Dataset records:
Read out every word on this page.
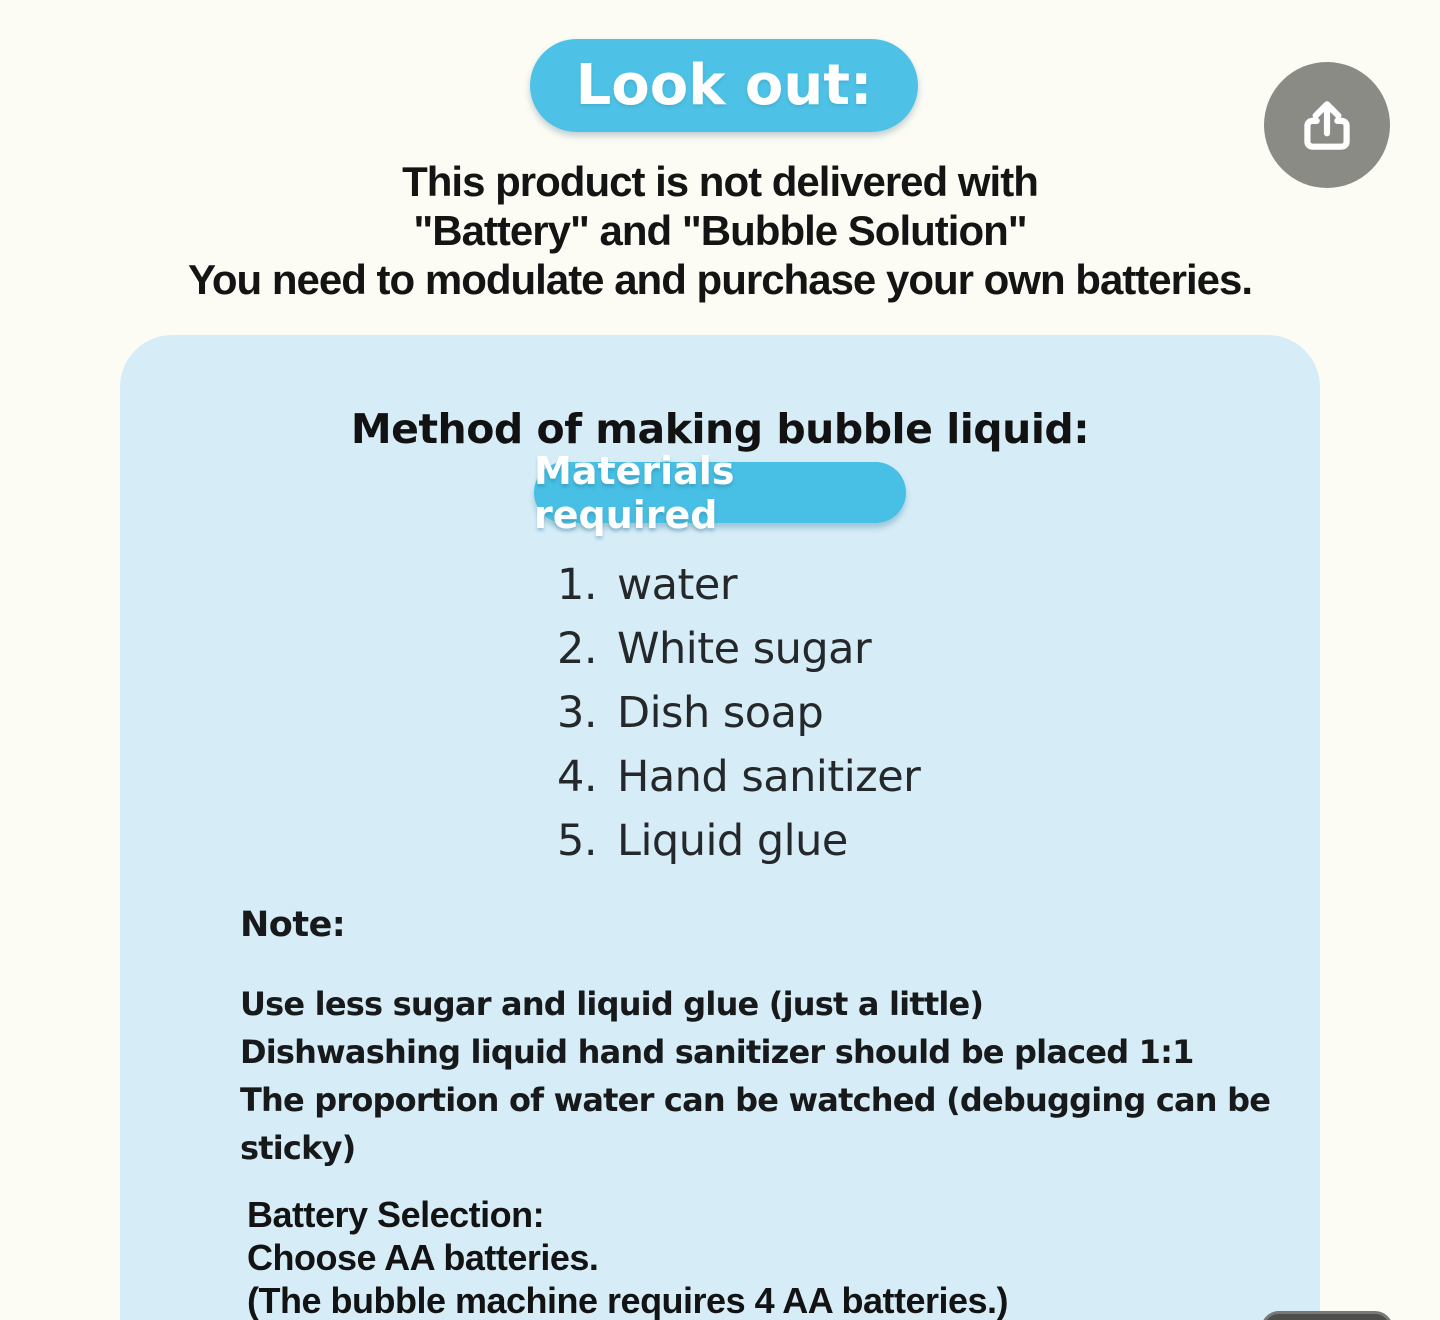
Look out:
This product is not delivered with
"Battery" and "Bubble Solution"
You need to modulate and purchase your own batteries.
Method of making bubble liquid:
Materials required
1. water
2. White sugar
3. Dish soap
4. Hand sanitizer
5. Liquid glue
Note:
Use less sugar and liquid glue (just a little)
Dishwashing liquid hand sanitizer should be placed 1:1
The proportion of water can be watched (debugging can be sticky)
Battery Selection:
Choose AA batteries.
(The bubble machine requires 4 AA batteries.)
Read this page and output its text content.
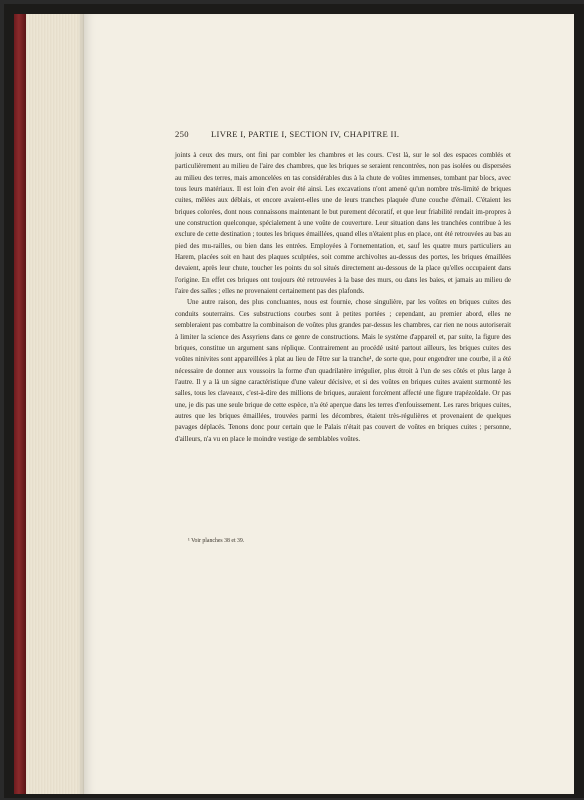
250	LIVRE I, PARTIE I, SECTION IV, CHAPITRE II.

joints à ceux des murs, ont fini par combler les chambres et les cours. C'est là, sur le sol des espaces comblés et particulièrement au milieu de l'aire des chambres, que les briques se seraient rencontrées, non pas isolées ou dispersées au milieu des terres, mais amoncelées en tas considérables dus à la chute de voûtes immenses, tombant par blocs, avec tous leurs matériaux. Il est loin d'en avoir été ainsi. Les excavations n'ont amené qu'un nombre très-limité de briques cuites, mêlées aux déblais, et encore avaient-elles une de leurs tranches plaquée d'une couche d'émail. C'étaient les briques colorées, dont nous connaissons maintenant le but purement décoratif, et que leur friabilité rendait im-propres à une construction quelconque, spécialement à une voûte de couverture. Leur situation dans les tranchées contribue à les exclure de cette destination ; toutes les briques émaillées, quand elles n'étaient plus en place, ont été retrouvées au bas au pied des mu-railles, ou bien dans les entrées. Employées à l'ornementation, et, sauf les quatre murs particuliers au Harem, placées soit en haut des plaques sculptées, soit comme archivoltes au-dessus des portes, les briques émaillées devaient, après leur chute, toucher les points du sol situés directement au-dessous de la place qu'elles occupaient dans l'origine. En effet ces briques ont toujours été retrouvées à la base des murs, ou dans les baies, et jamais au milieu de l'aire des salles ; elles ne provenaient certainement pas des plafonds.

Une autre raison, des plus concluantes, nous est fournie, chose singulière, par les voûtes en briques cuites des conduits souterrains. Ces substructions courbes sont à petites portées ; cependant, au premier abord, elles ne sembleraient pas combattre la combinaison de voûtes plus grandes par-dessus les chambres, car rien ne nous autoriserait à limiter la science des Assyriens dans ce genre de constructions. Mais le système d'appareil et, par suite, la figure des briques, constitue un argument sans réplique. Contrairement au procédé usité partout ailleurs, les briques cuites des voûtes ninivites sont appareillées à plat au lieu de l'être sur la tranche¹, de sorte que, pour engendrer une courbe, il a été nécessaire de donner aux voussoirs la forme d'un quadrilatère irrégulier, plus étroit à l'un de ses côtés et plus large à l'autre. Il y a là un signe caractéristique d'une valeur décisive, et si des voûtes en briques cuites avaient surmonté les salles, tous les claveaux, c'est-à-dire des millions de briques, auraient forcément affecté une figure trapézoïdale. Or pas une, je dis pas une seule brique de cette espèce, n'a été aperçue dans les terres d'enfouissement. Les rares briques cuites, autres que les briques émaillées, trouvées parmi les décombres, étaient très-régulières et provenaient de quelques pavages déplacés. Tenons donc pour certain que le Palais n'était pas couvert de voûtes en briques cuites ; personne, d'ailleurs, n'a vu en place le moindre vestige de semblables voûtes.

¹ Voir planches 38 et 39.
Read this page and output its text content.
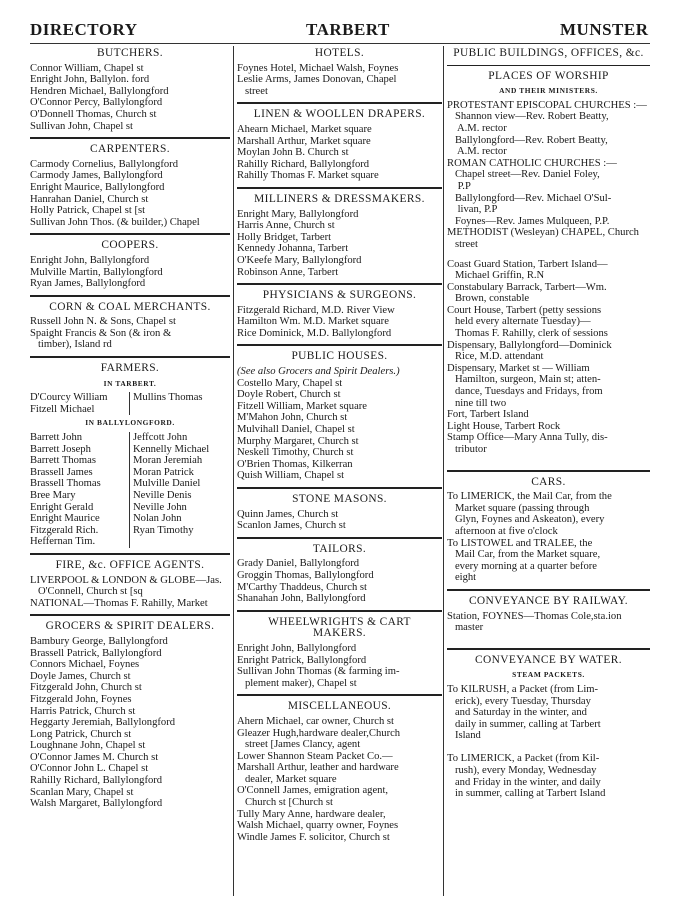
DIRECTORY	TARBERT	MUNSTER
BUTCHERS.
Connor William, Chapel st
Enright John, Ballylon. ford
Hendren Michael, Ballylongford
O'Connor Percy, Ballylongford
O'Donnell Thomas, Church st
Sullivan John, Chapel st
CARPENTERS.
Carmody Cornelius, Ballylongford
Carmody James, Ballylongford
Enright Maurice, Ballylongford
Hanrahan Daniel, Church st
Holly Patrick, Chapel st [st
Sullivan John Thos. (& builder,) Chapel
COOPERS.
Enright John, Ballylongford
Mulville Martin, Ballylongford
Ryan James, Ballylongford
CORN & COAL MERCHANTS.
Russell John N. & Sons, Chapel st
Spaight Francis & Son (& iron &
timber), Island rd
FARMERS.
IN TARBERT.
D'Courcy William
Fitzell Michael
Mullins Thomas
IN BALLYLONGFORD.
Barrett John
Barrett Joseph
Barrett Thomas
Brassell James
Brassell Thomas
Bree Mary
Enright Gerald
Enright Maurice
Fitzgerald Rich.
Heffernan Tim.
Jeffcott John
Kennelly Michael
Moran Jeremiah
Moran Patrick
Mulville Daniel
Neville Denis
Neville John
Nolan John
Ryan Timothy
FIRE, &c. OFFICE AGENTS.
LIVERPOOL & LONDON & GLOBE—Jas.
O'Connell, Church st [sq
NATIONAL—Thomas F. Rahilly, Market
GROCERS & SPIRIT DEALERS.
Bambury George, Ballylongford
Brassell Patrick, Ballylongford
Connors Michael, Foynes
Doyle James, Church st
Fitzgerald John, Church st
Fitzgerald John, Foynes
Harris Patrick, Church st
Heggarty Jeremiah, Ballylongford
Long Patrick, Church st
Loughnane John, Chapel st
O'Connor James M. Church st
O'Connor John L. Chapel st
Rahilly Richard, Ballylongford
Scanlan Mary, Chapel st
Walsh Margaret, Ballylongford
HOTELS.
Foynes Hotel, Michael Walsh, Foynes
Leslie Arms, James Donovan, Chapel
street
LINEN & WOOLLEN DRAPERS.
Ahearn Michael, Market square
Marshall Arthur, Market square
Moylan John B. Church st
Rahilly Richard, Ballylongford
Rahilly Thomas F. Market square
MILLINERS & DRESSMAKERS.
Enright Mary, Ballylongford
Harris Anne, Church st
Holly Bridget, Tarbert
Kennedy Johanna, Tarbert
O'Keefe Mary, Ballylongford
Robinson Anne, Tarbert
PHYSICIANS & SURGEONS.
Fitzgerald Richard, M.D. River View
Hamilton Wm. M.D. Market square
Rice Dominick, M.D. Ballylongford
PUBLIC HOUSES.
(See also Grocers and Spirit Dealers.)
Costello Mary, Chapel st
Doyle Robert, Church st
Fitzell William, Market square
M'Mahon John, Church st
Mulvihall Daniel, Chapel st
Murphy Margaret, Church st
Neskell Timothy, Church st
O'Brien Thomas, Kilkerran
Quish William, Chapel st
STONE MASONS.
Quinn James, Church st
Scanlon James, Church st
TAILORS.
Grady Daniel, Ballylongford
Groggin Thomas, Ballylongford
M'Carthy Thaddeus, Church st
Shanahan John, Ballylongford
WHEELWRIGHTS & CART
MAKERS.
Enright John, Ballylongford
Enright Patrick, Ballylongford
Sullivan John Thomas (& farming im-
plement maker), Chapel st
MISCELLANEOUS.
Ahern Michael, car owner, Church st
Gleazer Hugh,hardware dealer,Church
street [James Clancy, agent
Lower Shannon Steam Packet Co.—
Marshall Arthur, leather and hardware
dealer, Market square
O'Connell James, emigration agent,
Church st [Church st
Tully Mary Anne, hardware dealer,
Walsh Michael, quarry owner, Foynes
Windle James F. solicitor, Church st
PUBLIC BUILDINGS, OFFICES, &c.
PLACES OF WORSHIP
AND THEIR MINISTERS.
PROTESTANT EPISCOPAL CHURCHES :—
Shannon view—Rev. Robert Beatty,
A.M. rector
Ballylongford—Rev. Robert Beatty,
A.M. rector
ROMAN CATHOLIC CHURCHES :—
Chapel street—Rev. Daniel Foley,
P.P
Ballylongford—Rev. Michael O'Sul-
livan, P.P
Foynes—Rev. James Mulqueen, P.P.
METHODIST (Wesleyan) CHAPEL, Church
street
Coast Guard Station, Tarbert Island—
Michael Griffin, R.N
Constabulary Barrack, Tarbert—Wm.
Brown, constable
Court House, Tarbert (petty sessions
held every alternate Tuesday)—
Thomas F. Rahilly, clerk of sessions
Dispensary, Ballylongford—Dominick
Rice, M.D. attendant
Dispensary, Market st — William
Hamilton, surgeon, Main st; atten-
dance, Tuesdays and Fridays, from
nine till two
Fort, Tarbert Island
Light House, Tarbert Rock
Stamp Office—Mary Anna Tully, dis-
tributor
CARS.
To LIMERICK, the Mail Car, from the
Market square (passing through
Glyn, Foynes and Askeaton), every
afternoon at five o'clock
To LISTOWEL and TRALEE, the
Mail Car, from the Market square,
every morning at a quarter before
eight
CONVEYANCE BY RAILWAY.
Station, FOYNES—Thomas Cole,sta.ion
master
CONVEYANCE BY WATER.
STEAM PACKETS.
To KILRUSH, a Packet (from Lim-
erick), every Tuesday, Thursday
and Saturday in the winter, and
daily in summer, calling at Tarbert
Island

To LIMERICK, a Packet (from Kil-
rush), every Monday, Wednesday
and Friday in the winter, and daily
in summer, calling at Tarbert Island
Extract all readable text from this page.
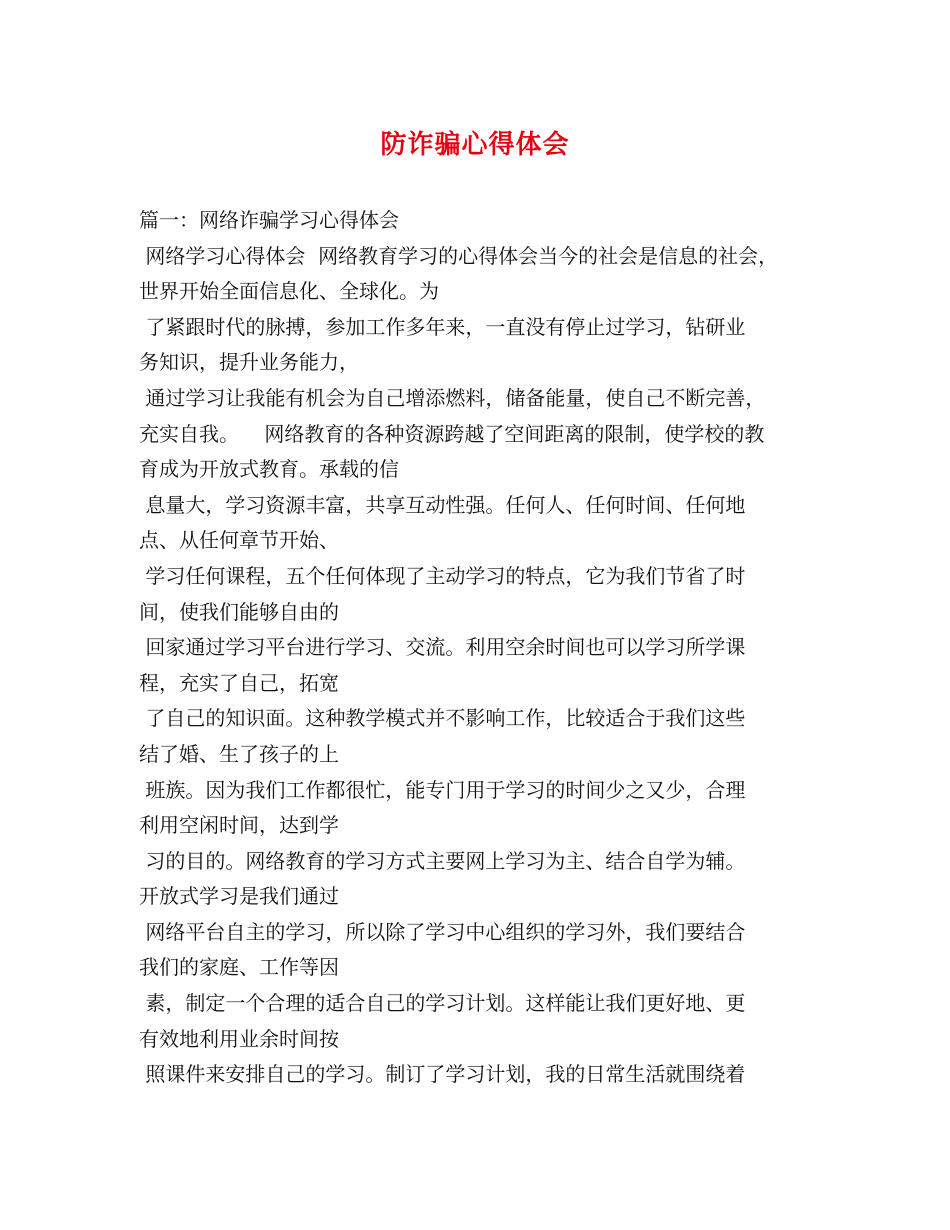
防诈骗心得体会
篇一：网络诈骗学习心得体会
网络学习心得体会  网络教育学习的心得体会当今的社会是信息的社会，
世界开始全面信息化、全球化。为
了紧跟时代的脉搏，参加工作多年来，一直没有停止过学习，钻研业
务知识，提升业务能力，
通过学习让我能有机会为自己增添燃料，储备能量，使自己不断完善，
充实自我。    网络教育的各种资源跨越了空间距离的限制，使学校的教
育成为开放式教育。承载的信
息量大，学习资源丰富，共享互动性强。任何人、任何时间、任何地
点、从任何章节开始、
学习任何课程，五个任何体现了主动学习的特点，它为我们节省了时
间，使我们能够自由的
回家通过学习平台进行学习、交流。利用空余时间也可以学习所学课
程，充实了自己，拓宽
了自己的知识面。这种教学模式并不影响工作，比较适合于我们这些
结了婚、生了孩子的上
班族。因为我们工作都很忙，能专门用于学习的时间少之又少，合理
利用空闲时间，达到学
习的目的。网络教育的学习方式主要网上学习为主、结合自学为辅。
开放式学习是我们通过
网络平台自主的学习，所以除了学习中心组织的学习外，我们要结合
我们的家庭、工作等因
素，制定一个合理的适合自己的学习计划。这样能让我们更好地、更
有效地利用业余时间按
照课件来安排自己的学习。制订了学习计划，我的日常生活就围绕着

**Set exercise**
The string "hardware" may appear in lines of the listing above; tally those lines and give the number only.

**Problem solution**
3